[Dataset items]
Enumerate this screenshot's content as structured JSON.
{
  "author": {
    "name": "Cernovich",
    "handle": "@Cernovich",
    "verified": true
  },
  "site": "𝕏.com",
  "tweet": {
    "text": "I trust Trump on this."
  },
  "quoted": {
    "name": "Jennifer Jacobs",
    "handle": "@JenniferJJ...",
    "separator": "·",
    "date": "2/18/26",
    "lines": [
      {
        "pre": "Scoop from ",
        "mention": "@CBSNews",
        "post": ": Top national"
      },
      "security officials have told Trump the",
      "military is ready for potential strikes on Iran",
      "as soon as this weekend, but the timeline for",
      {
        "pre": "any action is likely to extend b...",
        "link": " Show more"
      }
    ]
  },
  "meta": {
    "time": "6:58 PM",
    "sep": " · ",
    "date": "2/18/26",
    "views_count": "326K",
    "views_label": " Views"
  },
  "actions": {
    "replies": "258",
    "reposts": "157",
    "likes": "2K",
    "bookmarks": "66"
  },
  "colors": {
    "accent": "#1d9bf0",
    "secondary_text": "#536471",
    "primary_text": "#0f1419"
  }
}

---

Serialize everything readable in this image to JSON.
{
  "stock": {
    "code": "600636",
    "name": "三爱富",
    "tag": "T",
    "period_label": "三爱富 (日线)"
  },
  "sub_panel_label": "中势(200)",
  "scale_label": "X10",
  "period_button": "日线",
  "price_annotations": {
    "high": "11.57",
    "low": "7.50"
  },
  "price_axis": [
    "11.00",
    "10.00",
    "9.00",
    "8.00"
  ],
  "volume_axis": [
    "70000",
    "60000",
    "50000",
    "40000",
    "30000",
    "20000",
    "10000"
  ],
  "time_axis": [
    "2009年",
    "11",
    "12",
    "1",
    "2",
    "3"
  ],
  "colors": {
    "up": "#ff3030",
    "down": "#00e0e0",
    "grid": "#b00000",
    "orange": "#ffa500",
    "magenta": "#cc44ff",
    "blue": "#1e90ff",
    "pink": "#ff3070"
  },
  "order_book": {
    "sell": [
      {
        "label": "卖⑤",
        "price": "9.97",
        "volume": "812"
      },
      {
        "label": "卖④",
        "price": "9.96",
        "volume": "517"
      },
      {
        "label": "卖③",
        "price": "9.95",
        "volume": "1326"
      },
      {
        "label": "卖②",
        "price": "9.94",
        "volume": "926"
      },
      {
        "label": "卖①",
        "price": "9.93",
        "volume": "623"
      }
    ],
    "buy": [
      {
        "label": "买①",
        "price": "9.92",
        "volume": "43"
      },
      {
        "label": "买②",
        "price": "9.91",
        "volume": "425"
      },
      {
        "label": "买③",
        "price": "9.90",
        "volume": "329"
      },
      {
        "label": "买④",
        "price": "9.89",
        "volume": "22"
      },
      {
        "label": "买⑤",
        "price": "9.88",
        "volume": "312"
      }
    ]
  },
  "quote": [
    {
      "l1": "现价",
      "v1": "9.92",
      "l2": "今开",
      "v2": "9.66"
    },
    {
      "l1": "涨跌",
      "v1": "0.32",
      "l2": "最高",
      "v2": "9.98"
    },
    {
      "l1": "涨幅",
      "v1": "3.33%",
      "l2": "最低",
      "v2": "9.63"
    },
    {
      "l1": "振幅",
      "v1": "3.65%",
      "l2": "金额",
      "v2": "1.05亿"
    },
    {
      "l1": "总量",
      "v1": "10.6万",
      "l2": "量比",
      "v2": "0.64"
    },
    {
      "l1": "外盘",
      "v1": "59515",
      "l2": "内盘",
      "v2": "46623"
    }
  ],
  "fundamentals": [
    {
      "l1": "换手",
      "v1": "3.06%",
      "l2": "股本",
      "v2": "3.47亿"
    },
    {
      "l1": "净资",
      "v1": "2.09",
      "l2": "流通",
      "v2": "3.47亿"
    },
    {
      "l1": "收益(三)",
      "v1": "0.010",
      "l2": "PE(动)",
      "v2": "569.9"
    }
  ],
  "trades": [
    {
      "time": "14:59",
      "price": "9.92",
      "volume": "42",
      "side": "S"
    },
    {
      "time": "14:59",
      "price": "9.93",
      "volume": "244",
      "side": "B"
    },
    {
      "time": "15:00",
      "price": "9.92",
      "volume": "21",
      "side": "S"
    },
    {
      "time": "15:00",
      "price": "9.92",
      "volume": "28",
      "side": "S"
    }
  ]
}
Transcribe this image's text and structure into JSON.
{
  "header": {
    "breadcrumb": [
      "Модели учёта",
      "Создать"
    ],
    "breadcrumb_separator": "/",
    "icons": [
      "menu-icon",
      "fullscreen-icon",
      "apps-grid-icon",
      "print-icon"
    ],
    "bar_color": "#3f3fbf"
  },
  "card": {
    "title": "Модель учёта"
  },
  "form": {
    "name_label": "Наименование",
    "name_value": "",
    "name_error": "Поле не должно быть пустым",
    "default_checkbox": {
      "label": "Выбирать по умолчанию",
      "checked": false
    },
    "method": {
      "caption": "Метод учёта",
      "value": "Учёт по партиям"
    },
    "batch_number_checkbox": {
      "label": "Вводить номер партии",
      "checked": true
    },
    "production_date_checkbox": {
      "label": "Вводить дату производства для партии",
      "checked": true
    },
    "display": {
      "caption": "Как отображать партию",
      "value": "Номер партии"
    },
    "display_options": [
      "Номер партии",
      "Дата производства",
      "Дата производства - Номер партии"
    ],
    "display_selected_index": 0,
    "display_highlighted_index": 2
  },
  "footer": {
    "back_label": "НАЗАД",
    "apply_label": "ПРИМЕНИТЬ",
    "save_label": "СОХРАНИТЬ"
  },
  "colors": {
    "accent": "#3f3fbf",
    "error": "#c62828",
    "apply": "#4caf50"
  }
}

--

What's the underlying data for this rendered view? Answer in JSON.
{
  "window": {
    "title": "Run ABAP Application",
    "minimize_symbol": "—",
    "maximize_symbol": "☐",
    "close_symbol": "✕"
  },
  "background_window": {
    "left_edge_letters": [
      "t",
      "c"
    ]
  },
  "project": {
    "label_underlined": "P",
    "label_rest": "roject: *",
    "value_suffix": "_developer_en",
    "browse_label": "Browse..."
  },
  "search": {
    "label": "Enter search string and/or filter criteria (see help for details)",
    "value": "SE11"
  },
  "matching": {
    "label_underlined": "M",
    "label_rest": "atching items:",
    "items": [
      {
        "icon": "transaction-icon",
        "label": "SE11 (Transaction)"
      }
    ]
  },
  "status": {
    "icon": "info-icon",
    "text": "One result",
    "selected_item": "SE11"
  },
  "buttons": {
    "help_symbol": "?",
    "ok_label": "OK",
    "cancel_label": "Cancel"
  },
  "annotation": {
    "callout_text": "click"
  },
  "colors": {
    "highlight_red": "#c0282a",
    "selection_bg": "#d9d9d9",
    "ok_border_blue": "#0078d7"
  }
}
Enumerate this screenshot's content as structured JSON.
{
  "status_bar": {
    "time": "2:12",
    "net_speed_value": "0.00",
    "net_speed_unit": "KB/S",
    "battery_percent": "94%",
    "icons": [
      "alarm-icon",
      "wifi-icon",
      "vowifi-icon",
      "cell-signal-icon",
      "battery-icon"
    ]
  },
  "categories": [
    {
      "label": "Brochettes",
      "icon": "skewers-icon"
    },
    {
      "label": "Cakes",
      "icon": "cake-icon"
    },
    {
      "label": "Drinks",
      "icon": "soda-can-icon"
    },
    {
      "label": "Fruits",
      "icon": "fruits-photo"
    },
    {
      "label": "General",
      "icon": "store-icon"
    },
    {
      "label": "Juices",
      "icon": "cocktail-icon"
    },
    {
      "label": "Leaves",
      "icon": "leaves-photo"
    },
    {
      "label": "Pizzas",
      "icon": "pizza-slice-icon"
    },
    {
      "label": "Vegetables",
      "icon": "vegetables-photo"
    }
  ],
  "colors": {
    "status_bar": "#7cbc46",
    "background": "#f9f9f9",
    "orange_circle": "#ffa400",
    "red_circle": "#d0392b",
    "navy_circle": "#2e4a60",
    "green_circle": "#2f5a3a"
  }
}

Aim of the exercise:
Looking at the entries above, state how many lines contain "this"; give the number alone.

Task response:
7